--- Requirements ---
Output each line exactly as it appears, skipping any embedded picture.

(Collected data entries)

═══

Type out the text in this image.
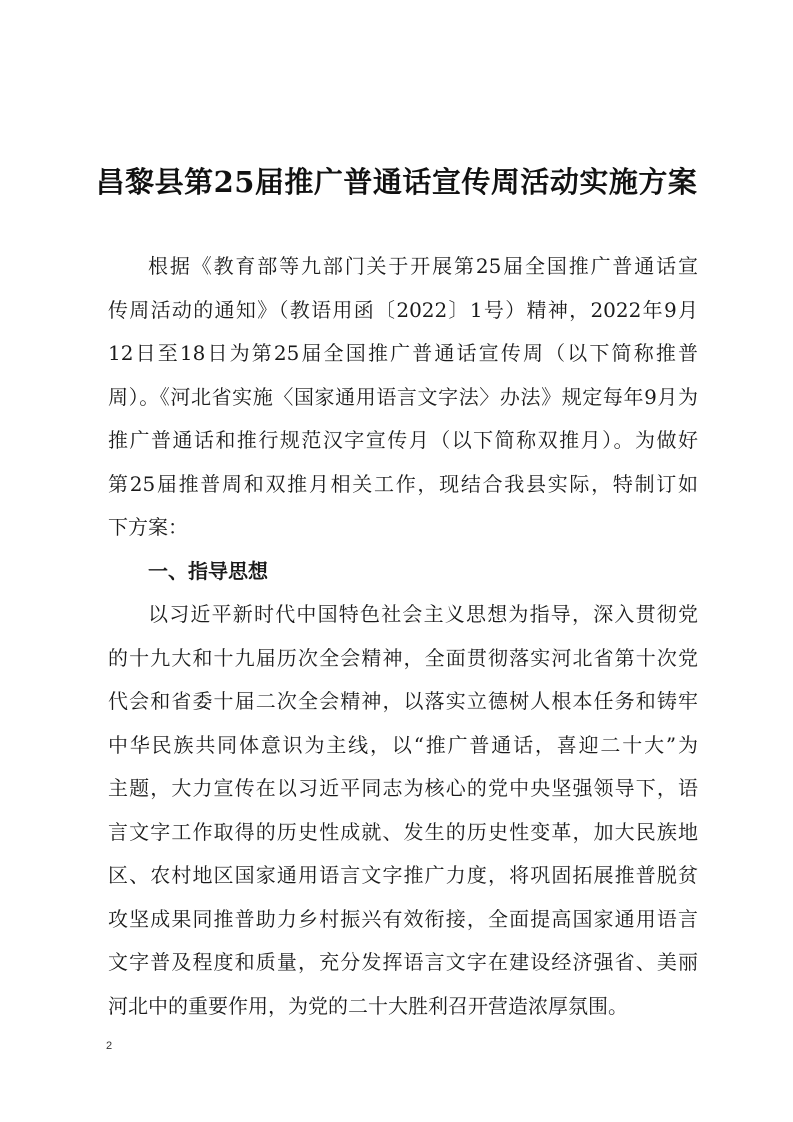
昌黎县第25届推广普通话宣传周活动实施方案
根据《教育部等九部门关于开展第25届全国推广普通话宣
传周活动的通知》（教语用函〔2022〕1号）精神，2022年9月
12日至18日为第25届全国推广普通话宣传周（以下简称推普
周）。《河北省实施〈国家通用语言文字法〉办法》规定每年9月为
推广普通话和推行规范汉字宣传月（以下简称双推月）。为做好
第25届推普周和双推月相关工作，现结合我县实际，特制订如
下方案：
一、指导思想
以习近平新时代中国特色社会主义思想为指导，深入贯彻党
的十九大和十九届历次全会精神，全面贯彻落实河北省第十次党
代会和省委十届二次全会精神，以落实立德树人根本任务和铸牢
中华民族共同体意识为主线，以“推广普通话，喜迎二十大”为
主题，大力宣传在以习近平同志为核心的党中央坚强领导下，语
言文字工作取得的历史性成就、发生的历史性变革，加大民族地
区、农村地区国家通用语言文字推广力度，将巩固拓展推普脱贫
攻坚成果同推普助力乡村振兴有效衔接，全面提高国家通用语言
文字普及程度和质量，充分发挥语言文字在建设经济强省、美丽
河北中的重要作用，为党的二十大胜利召开营造浓厚氛围。
2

═══

--- Answer for the task ---
Type out the text in this image.
昌黎县第25届推广普通话宣传周活动实施方案
根据《教育部等九部门关于开展第25届全国推广普通话宣
传周活动的通知》（教语用函〔2022〕1号）精神，2022年9月
12日至18日为第25届全国推广普通话宣传周（以下简称推普
周）。《河北省实施〈国家通用语言文字法〉办法》规定每年9月为
推广普通话和推行规范汉字宣传月（以下简称双推月）。为做好
第25届推普周和双推月相关工作，现结合我县实际，特制订如
下方案：
一、指导思想
以习近平新时代中国特色社会主义思想为指导，深入贯彻党
的十九大和十九届历次全会精神，全面贯彻落实河北省第十次党
代会和省委十届二次全会精神，以落实立德树人根本任务和铸牢
中华民族共同体意识为主线，以“推广普通话，喜迎二十大”为
主题，大力宣传在以习近平同志为核心的党中央坚强领导下，语
言文字工作取得的历史性成就、发生的历史性变革，加大民族地
区、农村地区国家通用语言文字推广力度，将巩固拓展推普脱贫
攻坚成果同推普助力乡村振兴有效衔接，全面提高国家通用语言
文字普及程度和质量，充分发挥语言文字在建设经济强省、美丽
河北中的重要作用，为党的二十大胜利召开营造浓厚氛围。
2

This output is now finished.